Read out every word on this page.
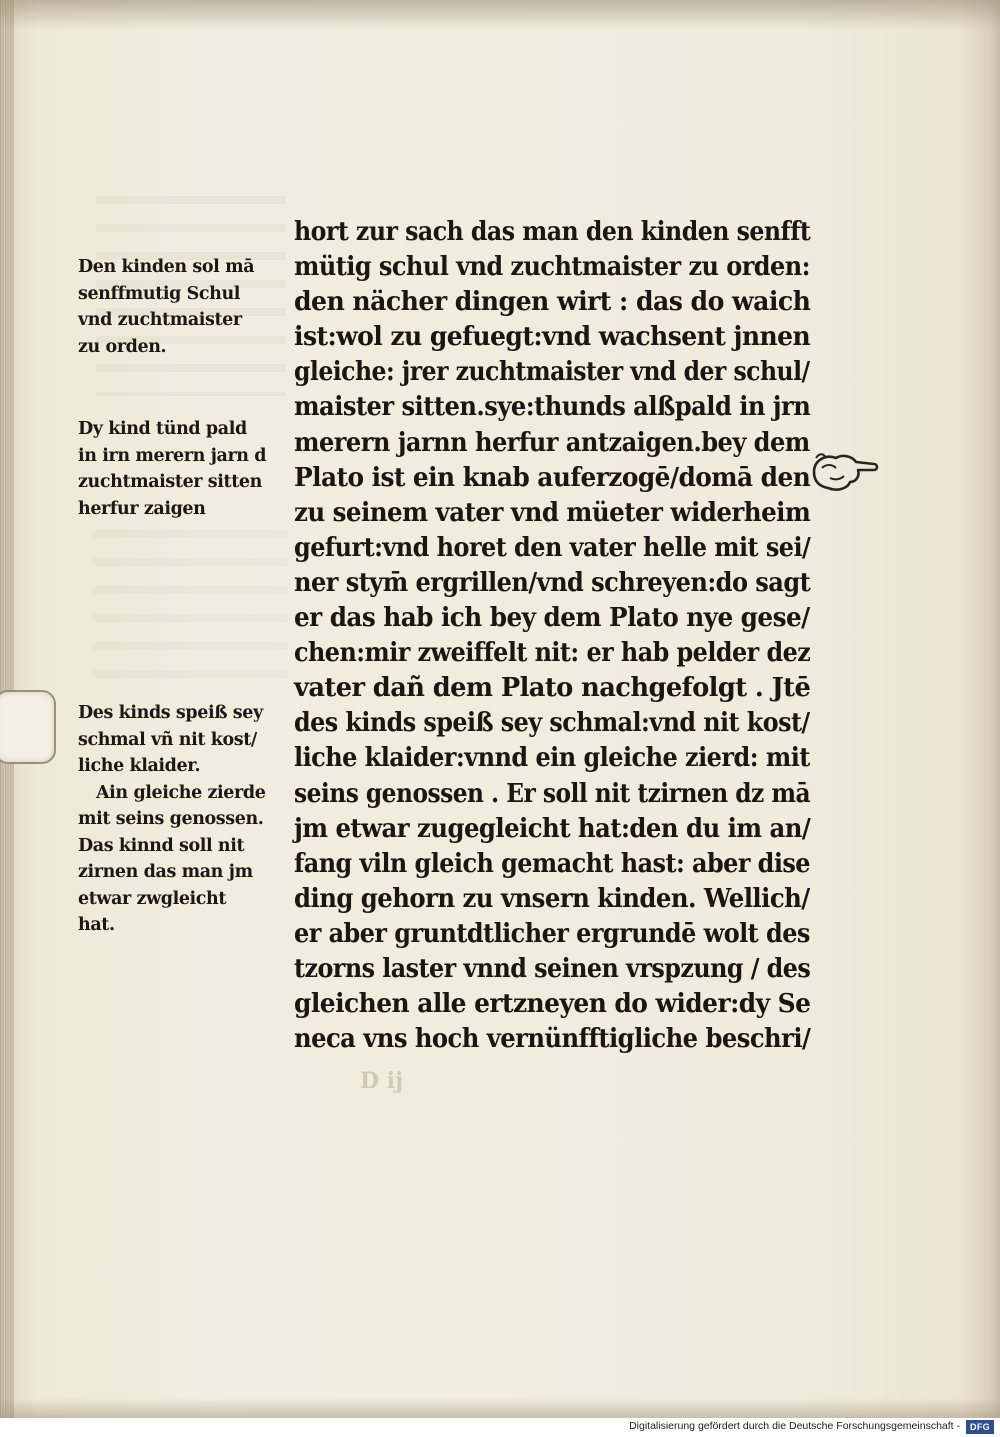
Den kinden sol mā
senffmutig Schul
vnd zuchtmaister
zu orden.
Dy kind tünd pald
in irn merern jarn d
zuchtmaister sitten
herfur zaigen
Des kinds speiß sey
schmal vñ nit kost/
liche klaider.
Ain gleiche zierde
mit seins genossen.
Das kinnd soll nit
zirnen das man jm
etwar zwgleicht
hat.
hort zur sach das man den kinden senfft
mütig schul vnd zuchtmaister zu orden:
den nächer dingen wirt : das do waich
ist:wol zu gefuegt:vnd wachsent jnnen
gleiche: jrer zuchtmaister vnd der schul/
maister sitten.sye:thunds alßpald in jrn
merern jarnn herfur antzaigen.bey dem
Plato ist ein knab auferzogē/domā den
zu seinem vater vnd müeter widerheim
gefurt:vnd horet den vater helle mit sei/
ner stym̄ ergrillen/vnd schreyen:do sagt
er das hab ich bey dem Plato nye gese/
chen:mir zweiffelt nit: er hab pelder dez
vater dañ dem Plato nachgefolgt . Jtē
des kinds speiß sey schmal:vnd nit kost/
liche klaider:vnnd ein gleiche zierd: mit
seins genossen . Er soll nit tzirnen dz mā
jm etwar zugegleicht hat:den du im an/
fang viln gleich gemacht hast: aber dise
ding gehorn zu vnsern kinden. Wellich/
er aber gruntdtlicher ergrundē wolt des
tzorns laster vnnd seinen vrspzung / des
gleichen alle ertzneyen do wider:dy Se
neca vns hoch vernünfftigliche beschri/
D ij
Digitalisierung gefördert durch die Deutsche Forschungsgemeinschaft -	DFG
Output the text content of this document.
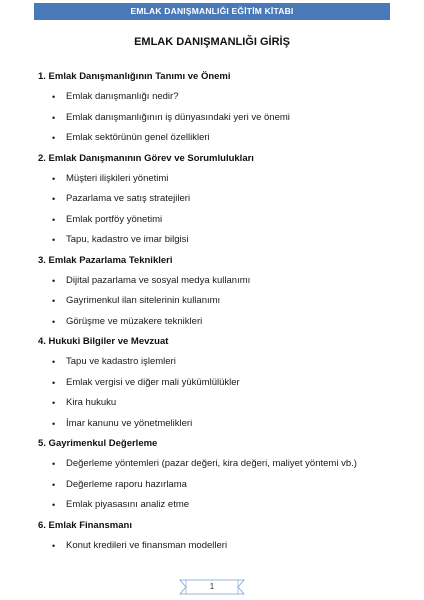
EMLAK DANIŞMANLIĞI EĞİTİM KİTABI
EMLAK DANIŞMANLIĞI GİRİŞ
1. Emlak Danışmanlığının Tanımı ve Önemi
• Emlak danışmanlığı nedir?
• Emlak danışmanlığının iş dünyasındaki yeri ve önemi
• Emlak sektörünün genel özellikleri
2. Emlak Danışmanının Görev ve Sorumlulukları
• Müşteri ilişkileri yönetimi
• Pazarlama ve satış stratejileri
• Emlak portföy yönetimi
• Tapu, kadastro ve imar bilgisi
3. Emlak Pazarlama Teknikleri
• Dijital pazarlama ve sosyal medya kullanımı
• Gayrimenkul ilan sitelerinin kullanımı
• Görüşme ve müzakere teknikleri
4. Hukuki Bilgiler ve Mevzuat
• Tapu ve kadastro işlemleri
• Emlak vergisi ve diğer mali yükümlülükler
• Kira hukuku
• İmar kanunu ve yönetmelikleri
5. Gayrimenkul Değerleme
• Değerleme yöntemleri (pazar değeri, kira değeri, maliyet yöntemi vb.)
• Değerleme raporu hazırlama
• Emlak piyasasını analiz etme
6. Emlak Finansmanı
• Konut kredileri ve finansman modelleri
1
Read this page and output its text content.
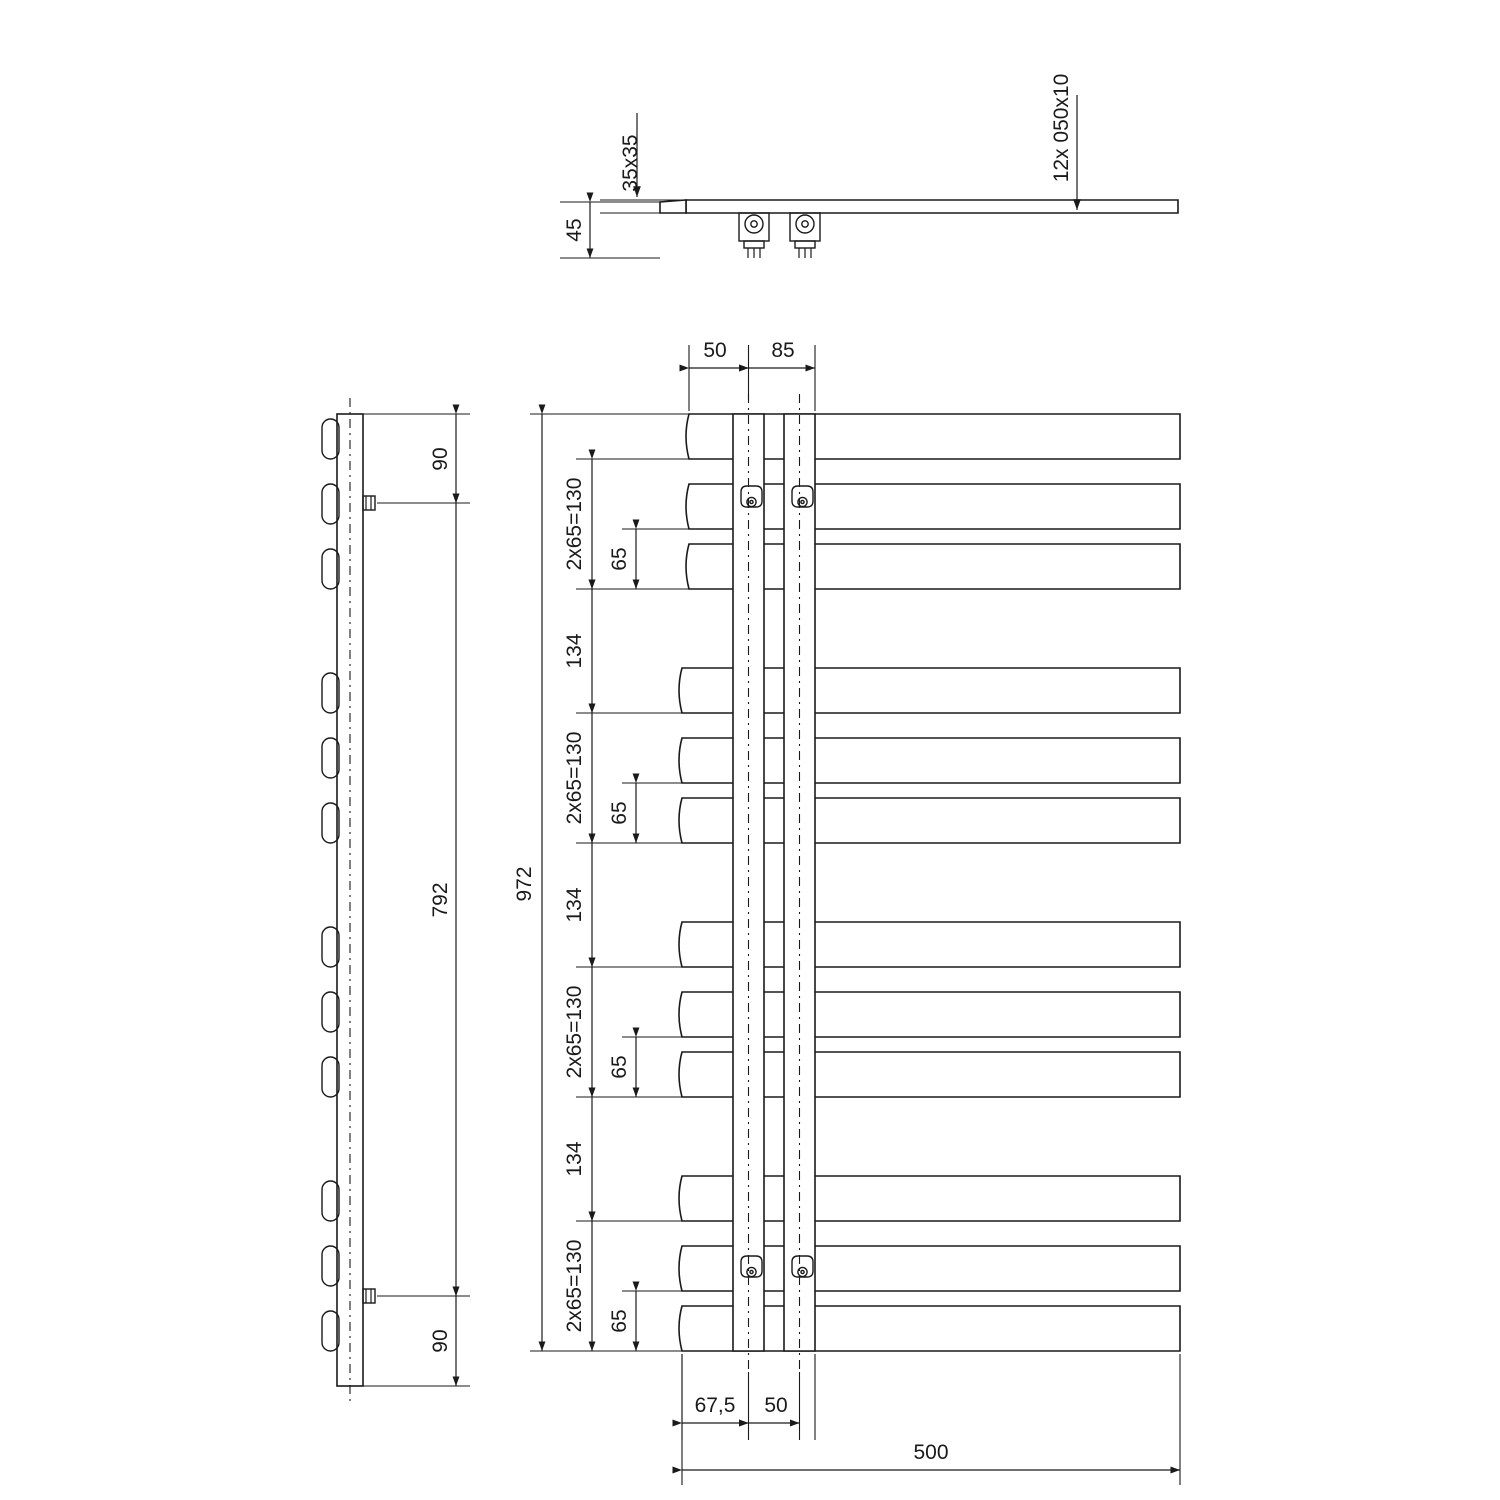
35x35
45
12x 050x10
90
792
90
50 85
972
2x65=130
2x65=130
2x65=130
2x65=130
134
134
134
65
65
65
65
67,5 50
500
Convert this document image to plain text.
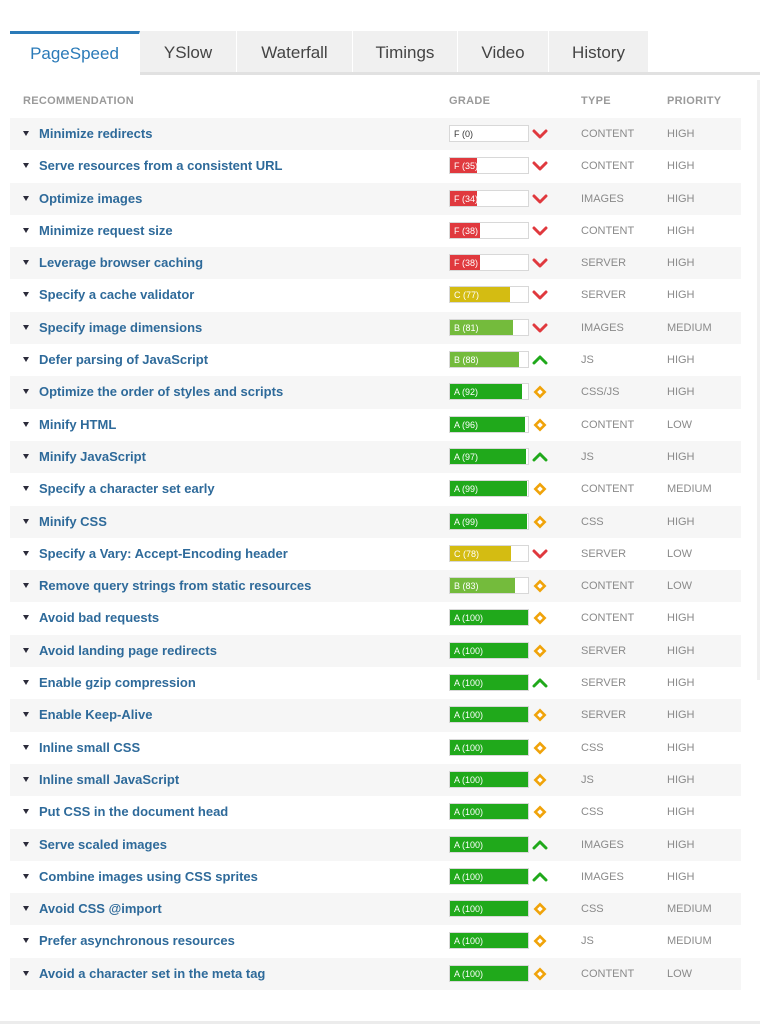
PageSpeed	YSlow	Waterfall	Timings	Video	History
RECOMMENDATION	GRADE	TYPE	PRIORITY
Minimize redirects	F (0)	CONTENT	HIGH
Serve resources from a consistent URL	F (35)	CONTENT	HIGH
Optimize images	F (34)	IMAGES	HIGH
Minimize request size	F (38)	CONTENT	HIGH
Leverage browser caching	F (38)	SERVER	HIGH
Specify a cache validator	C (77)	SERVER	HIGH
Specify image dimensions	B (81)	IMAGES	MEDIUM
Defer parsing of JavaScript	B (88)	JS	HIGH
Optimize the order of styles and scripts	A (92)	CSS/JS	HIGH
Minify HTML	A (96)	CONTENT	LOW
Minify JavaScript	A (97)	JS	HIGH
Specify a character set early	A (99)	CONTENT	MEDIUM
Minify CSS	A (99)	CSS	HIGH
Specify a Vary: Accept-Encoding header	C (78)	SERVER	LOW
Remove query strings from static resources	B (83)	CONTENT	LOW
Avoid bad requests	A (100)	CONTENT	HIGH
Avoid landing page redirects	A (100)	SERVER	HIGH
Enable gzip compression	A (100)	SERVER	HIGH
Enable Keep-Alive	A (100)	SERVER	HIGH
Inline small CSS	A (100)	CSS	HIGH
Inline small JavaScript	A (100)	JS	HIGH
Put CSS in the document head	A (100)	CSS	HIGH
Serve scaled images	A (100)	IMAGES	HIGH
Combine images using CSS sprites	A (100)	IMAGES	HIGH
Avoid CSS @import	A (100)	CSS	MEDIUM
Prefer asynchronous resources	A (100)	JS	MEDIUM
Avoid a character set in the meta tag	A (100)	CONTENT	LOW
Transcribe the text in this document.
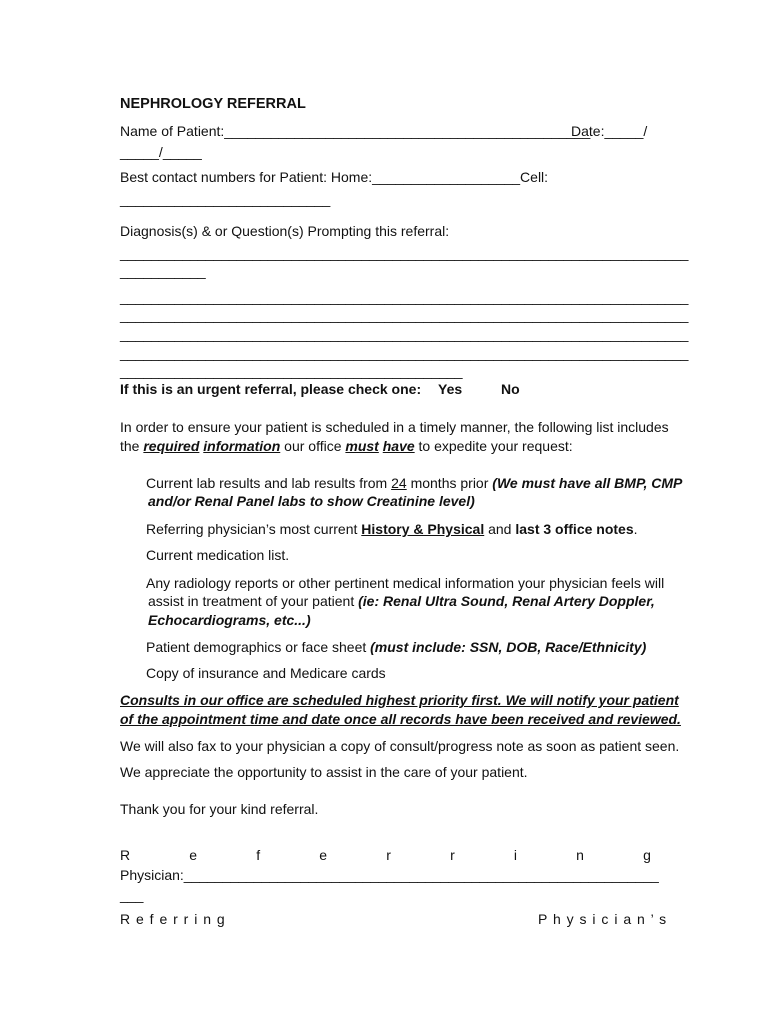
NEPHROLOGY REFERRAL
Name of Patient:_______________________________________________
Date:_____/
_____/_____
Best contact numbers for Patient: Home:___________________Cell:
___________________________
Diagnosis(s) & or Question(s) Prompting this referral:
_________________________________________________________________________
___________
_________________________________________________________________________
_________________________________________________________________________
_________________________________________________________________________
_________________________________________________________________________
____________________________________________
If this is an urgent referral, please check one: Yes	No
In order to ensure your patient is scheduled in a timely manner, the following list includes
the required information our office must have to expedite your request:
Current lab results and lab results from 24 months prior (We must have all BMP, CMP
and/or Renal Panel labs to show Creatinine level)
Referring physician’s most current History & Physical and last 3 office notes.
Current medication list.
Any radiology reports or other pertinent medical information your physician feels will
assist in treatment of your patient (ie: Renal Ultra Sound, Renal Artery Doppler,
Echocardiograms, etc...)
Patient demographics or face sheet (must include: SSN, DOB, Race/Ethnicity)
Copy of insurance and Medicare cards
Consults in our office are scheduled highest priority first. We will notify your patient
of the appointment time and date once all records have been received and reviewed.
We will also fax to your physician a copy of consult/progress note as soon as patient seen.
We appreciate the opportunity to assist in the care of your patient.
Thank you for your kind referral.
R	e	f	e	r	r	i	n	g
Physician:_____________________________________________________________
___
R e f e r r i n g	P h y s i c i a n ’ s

- - -

Work instructions:
Leave the pictures out, and print every line of the listing exactly as written.

Output:
Read out every word on this page.
Den kinden sol mā
senffmutig Schul
vnd zuchtmaister
zu orden.
Dy kind tünd pald
in irn merern jarn d
zuchtmaister sitten
herfur zaigen
Des kinds speiß sey
schmal vñ nit kost/
liche klaider.
Ain gleiche zierde
mit seins genossen.
Das kinnd soll nit
zirnen das man jm
etwar zwgleicht
hat.
hort zur sach das man den kinden senfft
mütig schul vnd zuchtmaister zu orden:
den nächer dingen wirt : das do waich
ist:wol zu gefuegt:vnd wachsent jnnen
gleiche: jrer zuchtmaister vnd der schul/
maister sitten.sye:thunds alßpald in jrn
merern jarnn herfur antzaigen.bey dem
Plato ist ein knab auferzogē/domā den
zu seinem vater vnd müeter widerheim
gefurt:vnd horet den vater helle mit sei/
ner stym̄ ergrillen/vnd schreyen:do sagt
er das hab ich bey dem Plato nye gese/
chen:mir zweiffelt nit: er hab pelder dez
vater dañ dem Plato nachgefolgt . Jtē
des kinds speiß sey schmal:vnd nit kost/
liche klaider:vnnd ein gleiche zierd: mit
seins genossen . Er soll nit tzirnen dz mā
jm etwar zugegleicht hat:den du im an/
fang viln gleich gemacht hast: aber dise
ding gehorn zu vnsern kinden. Wellich/
er aber gruntdtlicher ergrundē wolt des
tzorns laster vnnd seinen vrspzung / des
gleichen alle ertzneyen do wider:dy Se
neca vns hoch vernünfftigliche beschri/
D ij
Digitalisierung gefördert durch die Deutsche Forschungsgemeinschaft -	DFG
Output the text content of this document.
EMLAK DANIŞMANLIĞI EĞİTİM KİTABI
EMLAK DANIŞMANLIĞI GİRİŞ
1. Emlak Danışmanlığının Tanımı ve Önemi
• Emlak danışmanlığı nedir?
• Emlak danışmanlığının iş dünyasındaki yeri ve önemi
• Emlak sektörünün genel özellikleri
2. Emlak Danışmanının Görev ve Sorumlulukları
• Müşteri ilişkileri yönetimi
• Pazarlama ve satış stratejileri
• Emlak portföy yönetimi
• Tapu, kadastro ve imar bilgisi
3. Emlak Pazarlama Teknikleri
• Dijital pazarlama ve sosyal medya kullanımı
• Gayrimenkul ilan sitelerinin kullanımı
• Görüşme ve müzakere teknikleri
4. Hukuki Bilgiler ve Mevzuat
• Tapu ve kadastro işlemleri
• Emlak vergisi ve diğer mali yükümlülükler
• Kira hukuku
• İmar kanunu ve yönetmelikleri
5. Gayrimenkul Değerleme
• Değerleme yöntemleri (pazar değeri, kira değeri, maliyet yöntemi vb.)
• Değerleme raporu hazırlama
• Emlak piyasasını analiz etme
6. Emlak Finansmanı
• Konut kredileri ve finansman modelleri
1
Read this page and output its text content.
35x35
45
12x 050x10
90
792
90
50 85
972
2x65=130
2x65=130
2x65=130
2x65=130
134
134
134
65
65
65
65
67,5 50
500
Convert this document image to plain text.
PageSpeed	YSlow	Waterfall	Timings	Video	History
RECOMMENDATION	GRADE	TYPE	PRIORITY
Minimize redirects	F (0)	CONTENT	HIGH
Serve resources from a consistent URL	F (35)	CONTENT	HIGH
Optimize images	F (34)	IMAGES	HIGH
Minimize request size	F (38)	CONTENT	HIGH
Leverage browser caching	F (38)	SERVER	HIGH
Specify a cache validator	C (77)	SERVER	HIGH
Specify image dimensions	B (81)	IMAGES	MEDIUM
Defer parsing of JavaScript	B (88)	JS	HIGH
Optimize the order of styles and scripts	A (92)	CSS/JS	HIGH
Minify HTML	A (96)	CONTENT	LOW
Minify JavaScript	A (97)	JS	HIGH
Specify a character set early	A (99)	CONTENT	MEDIUM
Minify CSS	A (99)	CSS	HIGH
Specify a Vary: Accept-Encoding header	C (78)	SERVER	LOW
Remove query strings from static resources	B (83)	CONTENT	LOW
Avoid bad requests	A (100)	CONTENT	HIGH
Avoid landing page redirects	A (100)	SERVER	HIGH
Enable gzip compression	A (100)	SERVER	HIGH
Enable Keep-Alive	A (100)	SERVER	HIGH
Inline small CSS	A (100)	CSS	HIGH
Inline small JavaScript	A (100)	JS	HIGH
Put CSS in the document head	A (100)	CSS	HIGH
Serve scaled images	A (100)	IMAGES	HIGH
Combine images using CSS sprites	A (100)	IMAGES	HIGH
Avoid CSS @import	A (100)	CSS	MEDIUM
Prefer asynchronous resources	A (100)	JS	MEDIUM
Avoid a character set in the meta tag	A (100)	CONTENT	LOW
Transcribe the text in this document.
NEPHROLOGY REFERRAL
Name of Patient:_______________________________________________
Date:_____/
_____/_____
Best contact numbers for Patient: Home:___________________Cell:
___________________________
Diagnosis(s) & or Question(s) Prompting this referral:
_________________________________________________________________________
___________
_________________________________________________________________________
_________________________________________________________________________
_________________________________________________________________________
_________________________________________________________________________
____________________________________________
If this is an urgent referral, please check one: Yes	No
In order to ensure your patient is scheduled in a timely manner, the following list includes
the required information our office must have to expedite your request:
Current lab results and lab results from 24 months prior (We must have all BMP, CMP
and/or Renal Panel labs to show Creatinine level)
Referring physician’s most current History & Physical and last 3 office notes.
Current medication list.
Any radiology reports or other pertinent medical information your physician feels will
assist in treatment of your patient (ie: Renal Ultra Sound, Renal Artery Doppler,
Echocardiograms, etc...)
Patient demographics or face sheet (must include: SSN, DOB, Race/Ethnicity)
Copy of insurance and Medicare cards
Consults in our office are scheduled highest priority first. We will notify your patient
of the appointment time and date once all records have been received and reviewed.
We will also fax to your physician a copy of consult/progress note as soon as patient seen.
We appreciate the opportunity to assist in the care of your patient.
Thank you for your kind referral.
R	e	f	e	r	r	i	n	g
Physician:_____________________________________________________________
___
R e f e r r i n g	P h y s i c i a n ’ s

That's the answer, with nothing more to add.